### Dataset entries
— Start —

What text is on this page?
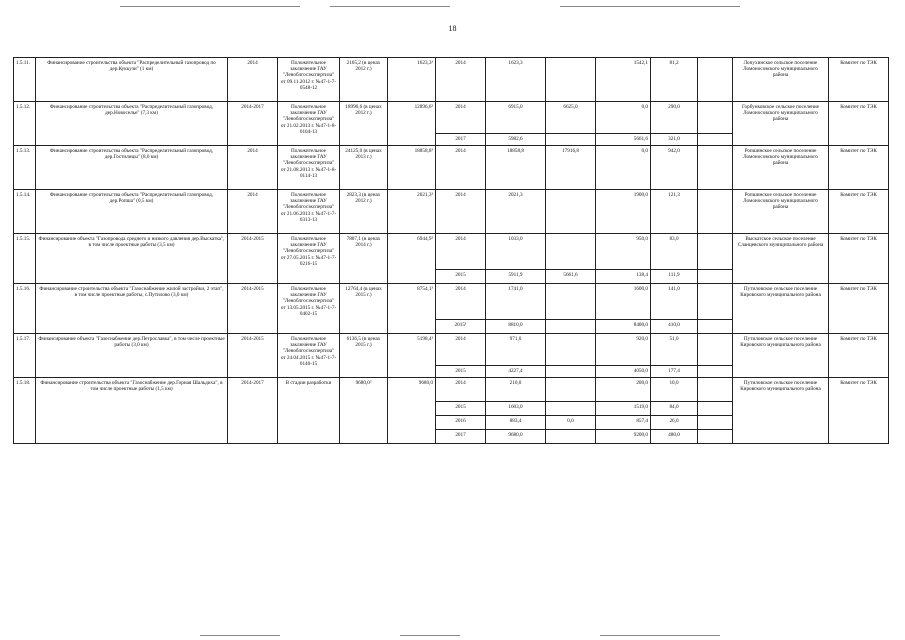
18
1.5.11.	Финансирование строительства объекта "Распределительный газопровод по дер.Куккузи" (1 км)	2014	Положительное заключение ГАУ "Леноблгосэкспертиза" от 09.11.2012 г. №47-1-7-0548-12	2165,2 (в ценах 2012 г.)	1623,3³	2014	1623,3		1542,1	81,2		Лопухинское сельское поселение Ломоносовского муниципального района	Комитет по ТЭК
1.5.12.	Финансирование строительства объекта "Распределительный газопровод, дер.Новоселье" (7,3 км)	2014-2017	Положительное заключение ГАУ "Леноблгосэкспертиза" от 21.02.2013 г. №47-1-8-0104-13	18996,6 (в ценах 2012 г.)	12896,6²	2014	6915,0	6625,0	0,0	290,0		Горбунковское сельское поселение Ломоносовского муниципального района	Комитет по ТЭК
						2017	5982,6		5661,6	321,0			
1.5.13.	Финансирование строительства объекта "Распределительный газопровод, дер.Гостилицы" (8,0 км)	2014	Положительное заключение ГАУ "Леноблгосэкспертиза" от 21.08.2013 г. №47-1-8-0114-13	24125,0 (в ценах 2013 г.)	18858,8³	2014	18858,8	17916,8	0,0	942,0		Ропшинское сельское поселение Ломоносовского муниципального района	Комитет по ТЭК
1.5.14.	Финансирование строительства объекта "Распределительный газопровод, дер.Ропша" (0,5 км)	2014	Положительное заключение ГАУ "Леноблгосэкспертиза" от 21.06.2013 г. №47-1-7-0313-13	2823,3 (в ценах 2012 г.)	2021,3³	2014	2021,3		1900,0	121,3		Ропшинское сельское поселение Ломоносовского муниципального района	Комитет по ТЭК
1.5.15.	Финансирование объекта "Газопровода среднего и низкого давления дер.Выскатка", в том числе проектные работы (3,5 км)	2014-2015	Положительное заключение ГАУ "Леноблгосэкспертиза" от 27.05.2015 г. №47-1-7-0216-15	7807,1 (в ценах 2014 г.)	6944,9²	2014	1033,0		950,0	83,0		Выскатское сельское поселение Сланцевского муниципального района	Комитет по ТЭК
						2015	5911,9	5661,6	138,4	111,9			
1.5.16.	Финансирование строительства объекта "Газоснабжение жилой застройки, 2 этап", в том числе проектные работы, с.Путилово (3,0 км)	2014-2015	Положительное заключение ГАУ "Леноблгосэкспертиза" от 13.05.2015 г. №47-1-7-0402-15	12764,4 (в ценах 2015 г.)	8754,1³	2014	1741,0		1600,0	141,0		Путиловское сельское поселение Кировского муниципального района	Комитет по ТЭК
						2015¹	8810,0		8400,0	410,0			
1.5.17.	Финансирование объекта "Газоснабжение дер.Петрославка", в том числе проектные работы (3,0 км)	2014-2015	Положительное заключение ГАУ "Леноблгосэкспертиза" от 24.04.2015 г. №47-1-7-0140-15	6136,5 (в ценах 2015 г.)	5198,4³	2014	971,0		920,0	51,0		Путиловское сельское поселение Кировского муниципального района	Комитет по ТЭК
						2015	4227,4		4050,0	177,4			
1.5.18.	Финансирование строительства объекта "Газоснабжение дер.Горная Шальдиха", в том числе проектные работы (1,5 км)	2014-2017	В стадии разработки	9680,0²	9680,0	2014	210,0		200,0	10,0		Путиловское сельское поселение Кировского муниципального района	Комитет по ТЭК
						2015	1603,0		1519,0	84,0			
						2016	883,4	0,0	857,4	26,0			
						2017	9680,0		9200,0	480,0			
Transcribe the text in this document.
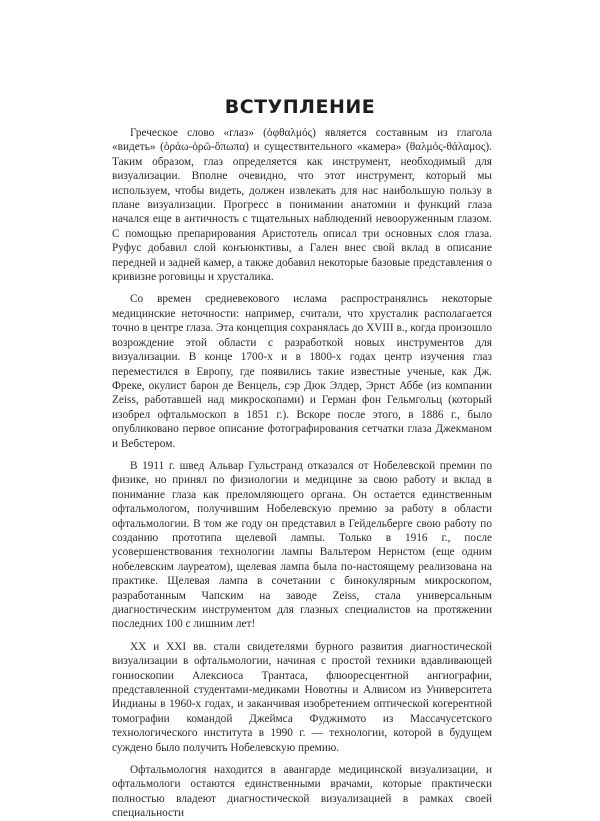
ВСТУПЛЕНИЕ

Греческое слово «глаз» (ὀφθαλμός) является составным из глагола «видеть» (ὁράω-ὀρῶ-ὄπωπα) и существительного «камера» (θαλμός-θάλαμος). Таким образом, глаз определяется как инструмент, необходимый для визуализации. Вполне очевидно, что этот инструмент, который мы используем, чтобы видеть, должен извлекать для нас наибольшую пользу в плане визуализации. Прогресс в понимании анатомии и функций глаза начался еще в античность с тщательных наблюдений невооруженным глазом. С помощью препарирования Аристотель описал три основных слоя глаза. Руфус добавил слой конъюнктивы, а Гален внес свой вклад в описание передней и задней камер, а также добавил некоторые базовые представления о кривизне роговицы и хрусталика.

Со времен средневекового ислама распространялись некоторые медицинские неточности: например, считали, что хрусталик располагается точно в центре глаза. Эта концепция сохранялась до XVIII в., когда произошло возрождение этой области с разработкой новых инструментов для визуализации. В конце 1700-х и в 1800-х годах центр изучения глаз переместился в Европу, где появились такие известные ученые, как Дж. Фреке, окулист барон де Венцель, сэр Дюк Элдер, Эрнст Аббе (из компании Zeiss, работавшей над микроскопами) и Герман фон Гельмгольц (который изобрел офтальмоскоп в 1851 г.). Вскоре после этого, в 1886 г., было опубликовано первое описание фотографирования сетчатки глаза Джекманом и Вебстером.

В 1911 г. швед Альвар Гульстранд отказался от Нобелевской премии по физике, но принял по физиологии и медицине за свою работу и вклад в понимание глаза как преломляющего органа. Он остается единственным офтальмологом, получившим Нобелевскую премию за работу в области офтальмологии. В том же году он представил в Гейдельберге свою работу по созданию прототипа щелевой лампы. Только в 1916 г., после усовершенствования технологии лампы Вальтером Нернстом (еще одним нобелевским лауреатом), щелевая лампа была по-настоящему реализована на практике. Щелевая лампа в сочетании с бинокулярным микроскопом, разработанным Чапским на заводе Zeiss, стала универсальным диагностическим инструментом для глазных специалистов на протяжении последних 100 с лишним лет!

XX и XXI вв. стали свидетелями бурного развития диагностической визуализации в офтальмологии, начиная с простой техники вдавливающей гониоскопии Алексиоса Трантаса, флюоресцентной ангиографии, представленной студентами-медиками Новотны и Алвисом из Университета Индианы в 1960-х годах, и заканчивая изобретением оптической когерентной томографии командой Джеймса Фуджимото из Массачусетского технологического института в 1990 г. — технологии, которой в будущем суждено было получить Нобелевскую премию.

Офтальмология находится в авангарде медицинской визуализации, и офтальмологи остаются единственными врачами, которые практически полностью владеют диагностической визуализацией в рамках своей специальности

— End —

### To be done
Say, as a number only, how many lines of the data contain "text".

### Written solution
2